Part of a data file

※

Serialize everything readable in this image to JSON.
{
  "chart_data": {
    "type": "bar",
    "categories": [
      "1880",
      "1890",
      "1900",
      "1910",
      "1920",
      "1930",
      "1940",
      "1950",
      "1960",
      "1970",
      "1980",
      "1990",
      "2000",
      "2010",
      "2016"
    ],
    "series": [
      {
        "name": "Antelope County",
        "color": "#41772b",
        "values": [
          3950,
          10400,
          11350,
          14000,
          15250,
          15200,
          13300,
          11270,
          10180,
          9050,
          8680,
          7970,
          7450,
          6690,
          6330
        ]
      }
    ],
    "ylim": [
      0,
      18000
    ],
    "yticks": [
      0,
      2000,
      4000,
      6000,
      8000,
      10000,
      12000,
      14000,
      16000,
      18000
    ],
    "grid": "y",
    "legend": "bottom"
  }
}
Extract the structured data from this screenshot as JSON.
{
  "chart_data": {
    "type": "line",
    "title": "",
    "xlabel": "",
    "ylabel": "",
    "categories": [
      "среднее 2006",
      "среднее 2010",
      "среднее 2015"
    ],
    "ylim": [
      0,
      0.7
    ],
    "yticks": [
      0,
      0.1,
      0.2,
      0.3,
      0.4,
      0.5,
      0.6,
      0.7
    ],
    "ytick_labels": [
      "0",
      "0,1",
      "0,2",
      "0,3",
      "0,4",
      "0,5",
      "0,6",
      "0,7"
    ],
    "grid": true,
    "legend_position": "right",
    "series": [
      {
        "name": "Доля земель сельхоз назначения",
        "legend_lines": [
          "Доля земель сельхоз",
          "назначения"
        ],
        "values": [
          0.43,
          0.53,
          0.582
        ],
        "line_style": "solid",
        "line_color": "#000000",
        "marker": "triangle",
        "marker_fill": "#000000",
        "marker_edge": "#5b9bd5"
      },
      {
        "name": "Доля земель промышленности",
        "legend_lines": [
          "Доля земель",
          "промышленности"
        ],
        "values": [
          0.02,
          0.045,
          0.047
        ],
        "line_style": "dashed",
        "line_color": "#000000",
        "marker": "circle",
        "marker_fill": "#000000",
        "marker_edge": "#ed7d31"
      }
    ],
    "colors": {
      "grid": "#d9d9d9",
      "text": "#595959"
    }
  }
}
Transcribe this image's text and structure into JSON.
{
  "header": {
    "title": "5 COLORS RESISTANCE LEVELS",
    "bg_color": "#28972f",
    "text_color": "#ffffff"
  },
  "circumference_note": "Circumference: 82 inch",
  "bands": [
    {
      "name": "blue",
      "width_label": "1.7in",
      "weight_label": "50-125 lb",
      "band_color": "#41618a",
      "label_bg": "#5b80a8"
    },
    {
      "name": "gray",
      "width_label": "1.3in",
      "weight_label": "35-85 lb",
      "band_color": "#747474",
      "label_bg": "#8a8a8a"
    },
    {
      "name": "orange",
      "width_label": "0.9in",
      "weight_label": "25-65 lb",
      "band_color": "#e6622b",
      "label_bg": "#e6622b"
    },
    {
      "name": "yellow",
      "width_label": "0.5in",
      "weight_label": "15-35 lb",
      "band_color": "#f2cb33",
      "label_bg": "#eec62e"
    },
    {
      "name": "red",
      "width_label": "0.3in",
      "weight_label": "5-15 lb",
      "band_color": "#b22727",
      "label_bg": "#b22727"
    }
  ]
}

※

# [WHAT THE TASK ASKS]
Extract the listing in its entirety and repeat it exactly.

# [RESPONSE]
Serialize everything readable in this image to JSON.
{
  "chart_data": {
    "type": "bar",
    "categories": [
      "1880",
      "1890",
      "1900",
      "1910",
      "1920",
      "1930",
      "1940",
      "1950",
      "1960",
      "1970",
      "1980",
      "1990",
      "2000",
      "2010",
      "2016"
    ],
    "series": [
      {
        "name": "Antelope County",
        "color": "#41772b",
        "values": [
          3950,
          10400,
          11350,
          14000,
          15250,
          15200,
          13300,
          11270,
          10180,
          9050,
          8680,
          7970,
          7450,
          6690,
          6330
        ]
      }
    ],
    "ylim": [
      0,
      18000
    ],
    "yticks": [
      0,
      2000,
      4000,
      6000,
      8000,
      10000,
      12000,
      14000,
      16000,
      18000
    ],
    "grid": "y",
    "legend": "bottom"
  }
}
Extract the structured data from this screenshot as JSON.
{
  "chart_data": {
    "type": "line",
    "title": "",
    "xlabel": "",
    "ylabel": "",
    "categories": [
      "среднее 2006",
      "среднее 2010",
      "среднее 2015"
    ],
    "ylim": [
      0,
      0.7
    ],
    "yticks": [
      0,
      0.1,
      0.2,
      0.3,
      0.4,
      0.5,
      0.6,
      0.7
    ],
    "ytick_labels": [
      "0",
      "0,1",
      "0,2",
      "0,3",
      "0,4",
      "0,5",
      "0,6",
      "0,7"
    ],
    "grid": true,
    "legend_position": "right",
    "series": [
      {
        "name": "Доля земель сельхоз назначения",
        "legend_lines": [
          "Доля земель сельхоз",
          "назначения"
        ],
        "values": [
          0.43,
          0.53,
          0.582
        ],
        "line_style": "solid",
        "line_color": "#000000",
        "marker": "triangle",
        "marker_fill": "#000000",
        "marker_edge": "#5b9bd5"
      },
      {
        "name": "Доля земель промышленности",
        "legend_lines": [
          "Доля земель",
          "промышленности"
        ],
        "values": [
          0.02,
          0.045,
          0.047
        ],
        "line_style": "dashed",
        "line_color": "#000000",
        "marker": "circle",
        "marker_fill": "#000000",
        "marker_edge": "#ed7d31"
      }
    ],
    "colors": {
      "grid": "#d9d9d9",
      "text": "#595959"
    }
  }
}
Transcribe this image's text and structure into JSON.
{
  "header": {
    "title": "5 COLORS RESISTANCE LEVELS",
    "bg_color": "#28972f",
    "text_color": "#ffffff"
  },
  "circumference_note": "Circumference: 82 inch",
  "bands": [
    {
      "name": "blue",
      "width_label": "1.7in",
      "weight_label": "50-125 lb",
      "band_color": "#41618a",
      "label_bg": "#5b80a8"
    },
    {
      "name": "gray",
      "width_label": "1.3in",
      "weight_label": "35-85 lb",
      "band_color": "#747474",
      "label_bg": "#8a8a8a"
    },
    {
      "name": "orange",
      "width_label": "0.9in",
      "weight_label": "25-65 lb",
      "band_color": "#e6622b",
      "label_bg": "#e6622b"
    },
    {
      "name": "yellow",
      "width_label": "0.5in",
      "weight_label": "15-35 lb",
      "band_color": "#f2cb33",
      "label_bg": "#eec62e"
    },
    {
      "name": "red",
      "width_label": "0.3in",
      "weight_label": "5-15 lb",
      "band_color": "#b22727",
      "label_bg": "#b22727"
    }
  ]
}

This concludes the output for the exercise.